## THE EXERCISE
List all the lines in these records that hold "subtitle".

## EXCERPTED RECORDS
·····
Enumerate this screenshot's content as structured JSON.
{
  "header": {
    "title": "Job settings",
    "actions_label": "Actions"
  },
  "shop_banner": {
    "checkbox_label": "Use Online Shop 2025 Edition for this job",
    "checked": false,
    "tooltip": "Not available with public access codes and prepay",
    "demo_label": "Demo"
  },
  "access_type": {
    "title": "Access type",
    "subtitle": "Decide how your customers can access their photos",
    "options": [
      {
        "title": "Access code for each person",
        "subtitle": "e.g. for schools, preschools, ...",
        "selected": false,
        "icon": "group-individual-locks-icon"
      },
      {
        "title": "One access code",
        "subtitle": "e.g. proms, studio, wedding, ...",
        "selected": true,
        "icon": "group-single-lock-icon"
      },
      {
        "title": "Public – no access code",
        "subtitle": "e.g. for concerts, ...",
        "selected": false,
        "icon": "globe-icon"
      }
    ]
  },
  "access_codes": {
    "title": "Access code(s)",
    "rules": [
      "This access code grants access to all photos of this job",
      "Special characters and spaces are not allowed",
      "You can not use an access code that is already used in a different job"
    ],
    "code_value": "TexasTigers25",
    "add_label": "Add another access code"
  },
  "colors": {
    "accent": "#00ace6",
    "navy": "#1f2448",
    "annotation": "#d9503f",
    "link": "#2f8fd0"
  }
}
·····
## EXERCISE OUTPUT
    "subtitle": "Decide how your customers can access their photos",
        "subtitle": "e.g. for schools, preschools, ...",
        "subtitle": "e.g. proms, studio, wedding, ...",
        "subtitle": "e.g. for concerts, ...",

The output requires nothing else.